21. A Free-Flow Doodle with No Rules
Pick up your pen and draw without stopping for five minutes. No planning, no erasing, no second-guessing. Free-flow doodling is one of the most effective ways to rediscover your natural drawing instincts when you feel stuck.
Where to Find More Drawing Inspiration Online
When your own ideas run dry, these platforms are where artists consistently turn for fresh drawing inspiration and daily drawing ideas.
Pinterest: Pinterest is one of the most widely used tools for visual reference and drawing inspiration. Search terms like “drawing ideas for beginners,” “sketch prompts,” or “nature drawing reference” pull up thousands of curated boards from other artists.
Sketch a Day Apps: Apps like Sketch a Day send daily drawing prompts directly to your phone. Having a prompt waiting each morning removes the decision fatigue that often stops people from starting. For many artists, that small nudge is the difference between a sketchbook that fills up and one that gathers dust.
Instagram Artist Pages: Following working artists on Instagram puts a steady stream of styles, subjects, and techniques in front of you. Look for artists who are slightly ahead of your current skill level so their work feels genuinely attainable. Search hashtags like #dailydrawing, #sketchbook, or #drawingprompts to find active communities posting regularly.
Art Blogs and Community Galleries: Sites like Ctrl+Paint (focused on drawing and digital art fundamentals), Artists Network, and DeviantArt all host galleries and written resources for artists at every level.
Tips to Overcome Creative BlocksBuild a Sketchbook Routine Try Mini Drawing Challenges Use Reference Photos and Mood Boards Combine Random Sketch Prompts |
Bonus Drawing Prompts and Challenges
Beyond the 21 ideas above, structured challenges are among the best ways to keep your drawing inspiration consistent over weeks and months, rather than just days.
Monthly Theme Challenges: Pick a single theme and draw something related to it every day for a full month. Themes like “the natural world,” “urban life,” or “imaginary creatures” offer enough variety to stay interesting while keeping your daily practice focused. Inktober is the most well-known version of this format, but you can run your own at any time of year.
Weekly Prompt Lists: If daily drawing feels like too big a commitment right now, a weekly prompt list works just as well. Draw one subject from the list at your own pace across the week. Many artists share free weekly drawing prompt lists on Instagram and Pinterest, so you’re never short of options.

Entries drawn from a collection
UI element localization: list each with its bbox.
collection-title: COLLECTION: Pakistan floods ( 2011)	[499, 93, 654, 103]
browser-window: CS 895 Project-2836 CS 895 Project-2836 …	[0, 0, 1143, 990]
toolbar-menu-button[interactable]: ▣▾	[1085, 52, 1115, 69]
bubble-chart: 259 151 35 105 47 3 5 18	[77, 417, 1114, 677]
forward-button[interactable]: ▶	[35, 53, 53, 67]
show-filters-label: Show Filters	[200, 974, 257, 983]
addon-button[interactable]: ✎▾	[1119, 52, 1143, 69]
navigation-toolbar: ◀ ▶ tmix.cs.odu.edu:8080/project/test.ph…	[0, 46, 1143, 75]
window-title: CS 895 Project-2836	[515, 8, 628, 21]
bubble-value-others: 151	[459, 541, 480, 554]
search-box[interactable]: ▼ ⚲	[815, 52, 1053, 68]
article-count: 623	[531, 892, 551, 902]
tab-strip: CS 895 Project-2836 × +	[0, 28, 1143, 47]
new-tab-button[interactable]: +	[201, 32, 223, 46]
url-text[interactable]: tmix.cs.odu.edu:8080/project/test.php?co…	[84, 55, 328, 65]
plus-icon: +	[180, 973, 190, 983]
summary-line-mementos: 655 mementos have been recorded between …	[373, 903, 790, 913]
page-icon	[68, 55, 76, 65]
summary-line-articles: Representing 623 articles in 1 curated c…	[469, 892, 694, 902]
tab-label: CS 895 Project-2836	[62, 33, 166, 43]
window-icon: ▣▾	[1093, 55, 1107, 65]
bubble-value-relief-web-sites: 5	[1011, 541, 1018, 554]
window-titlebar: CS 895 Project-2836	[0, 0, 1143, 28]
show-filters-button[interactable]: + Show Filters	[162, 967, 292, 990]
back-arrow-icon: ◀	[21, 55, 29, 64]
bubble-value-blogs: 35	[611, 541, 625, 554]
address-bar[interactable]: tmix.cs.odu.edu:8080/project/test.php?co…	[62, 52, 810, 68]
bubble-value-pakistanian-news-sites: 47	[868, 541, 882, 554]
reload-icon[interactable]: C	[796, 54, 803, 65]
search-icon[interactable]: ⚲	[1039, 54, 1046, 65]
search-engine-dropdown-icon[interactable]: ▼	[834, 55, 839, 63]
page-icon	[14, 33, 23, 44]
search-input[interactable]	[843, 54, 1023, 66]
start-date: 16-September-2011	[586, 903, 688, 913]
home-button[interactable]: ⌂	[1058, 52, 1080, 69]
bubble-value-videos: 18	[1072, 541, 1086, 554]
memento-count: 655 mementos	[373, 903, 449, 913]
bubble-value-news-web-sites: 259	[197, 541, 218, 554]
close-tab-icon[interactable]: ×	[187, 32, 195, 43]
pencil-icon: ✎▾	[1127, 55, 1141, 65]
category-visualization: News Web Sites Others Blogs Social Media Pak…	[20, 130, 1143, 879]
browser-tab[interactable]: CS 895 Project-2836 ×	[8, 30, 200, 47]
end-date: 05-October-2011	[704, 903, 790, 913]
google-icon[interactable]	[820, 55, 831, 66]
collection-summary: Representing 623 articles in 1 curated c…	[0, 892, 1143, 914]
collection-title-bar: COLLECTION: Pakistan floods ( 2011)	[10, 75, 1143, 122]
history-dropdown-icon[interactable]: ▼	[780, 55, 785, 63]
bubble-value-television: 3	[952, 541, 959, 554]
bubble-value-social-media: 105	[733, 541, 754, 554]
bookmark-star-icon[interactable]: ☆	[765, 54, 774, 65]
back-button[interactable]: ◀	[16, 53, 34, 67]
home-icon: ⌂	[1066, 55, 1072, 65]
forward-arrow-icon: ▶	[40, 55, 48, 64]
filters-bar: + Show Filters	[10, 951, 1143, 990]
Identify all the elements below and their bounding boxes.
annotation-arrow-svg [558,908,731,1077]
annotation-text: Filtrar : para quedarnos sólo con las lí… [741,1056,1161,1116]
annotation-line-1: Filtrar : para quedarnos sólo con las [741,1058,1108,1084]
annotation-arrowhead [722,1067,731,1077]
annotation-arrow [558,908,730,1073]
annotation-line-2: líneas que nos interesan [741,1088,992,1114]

• Requirement 1:
In the piece on drawing inspiration, swap "phone" for "tablet" and give the passage again from "Sketch a Day Apps: Apps" up to and including "communities posting regularly.".
• Requirement 2:
Answer these questions using the piece on drawing inspiration:
(a) For how many minutes does the free-flow doodle have you draw without stopping?
(b) Which version of the monthly theme challenge is the most well-known?
(c) What does Ctrl+Paint focus on?
• Requirement 3:
How would you put this sentence from the piece on drawing inspiration into Spanish: "Having a prompt waiting each morning removes the decision fatigue that often stops people from starting."

• Task response 1:
Sketch a Day Apps: Apps like Sketch a Day send daily drawing prompts directly to your tablet. Having a prompt waiting each morning removes the decision fatigue that often stops people from starting. For many artists, that small nudge is the difference between a sketchbook that fills up and one that gathers dust.
Instagram Artist Pages: Following working artists on Instagram puts a steady stream of styles, subjects, and techniques in front of you. Look for artists who are slightly ahead of your current skill level so their work feels genuinely attainable. Search hashtags like #dailydrawing, #sketchbook, or #drawingprompts to find active communities posting regularly.

• Task response 2:
(a) Five minutes.
(b) Inktober.
(c) Drawing and digital art fundamentals.

• Task response 3:
Tener una consigna esperando cada mañana elimina la fatiga de decisión que a menudo impide que la gente empiece.